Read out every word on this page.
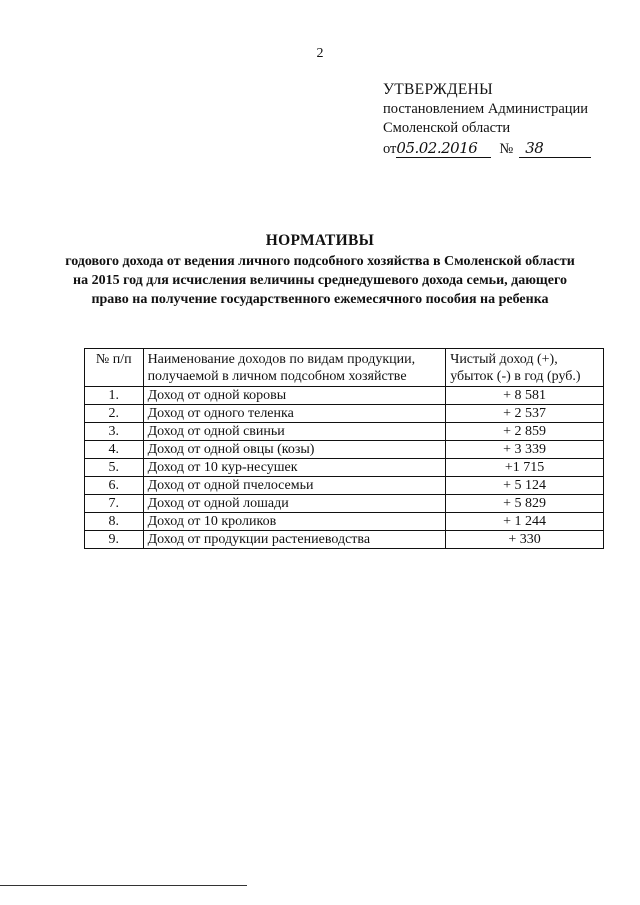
2
УТВЕРЖДЕНЫ
постановлением Администрации
Смоленской области
от05.02.2016 № 38
НОРМАТИВЫ
годового дохода от ведения личного подсобного хозяйства в Смоленской области на 2015 год для исчисления величины среднедушевого дохода семьи, дающего право на получение государственного ежемесячного пособия на ребенка
№ п/п	Наименование доходов по видам продукции, получаемой в личном подсобном хозяйстве	Чистый доход (+), убыток (-) в год (руб.)
1.	Доход от одной коровы	+ 8 581
2.	Доход от одного теленка	+ 2 537
3.	Доход от одной свиньи	+ 2 859
4.	Доход от одной овцы (козы)	+ 3 339
5.	Доход от 10 кур-несушек	+1 715
6.	Доход от одной пчелосемьи	+ 5 124
7.	Доход от одной лошади	+ 5 829
8.	Доход от 10 кроликов	+ 1 244
9.	Доход от продукции растениеводства	+ 330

--

Prompt: What is needed is an exact reproduction of the data, pictures excluded.

Complete response:
Read out every word on this page.
2
УТВЕРЖДЕНЫ
постановлением Администрации
Смоленской области
от05.02.2016 № 38
НОРМАТИВЫ
годового дохода от ведения личного подсобного хозяйства в Смоленской области на 2015 год для исчисления величины среднедушевого дохода семьи, дающего право на получение государственного ежемесячного пособия на ребенка
№ п/п	Наименование доходов по видам продукции, получаемой в личном подсобном хозяйстве	Чистый доход (+), убыток (-) в год (руб.)
1.	Доход от одной коровы	+ 8 581
2.	Доход от одного теленка	+ 2 537
3.	Доход от одной свиньи	+ 2 859
4.	Доход от одной овцы (козы)	+ 3 339
5.	Доход от 10 кур-несушек	+1 715
6.	Доход от одной пчелосемьи	+ 5 124
7.	Доход от одной лошади	+ 5 829
8.	Доход от 10 кроликов	+ 1 244
9.	Доход от продукции растениеводства	+ 330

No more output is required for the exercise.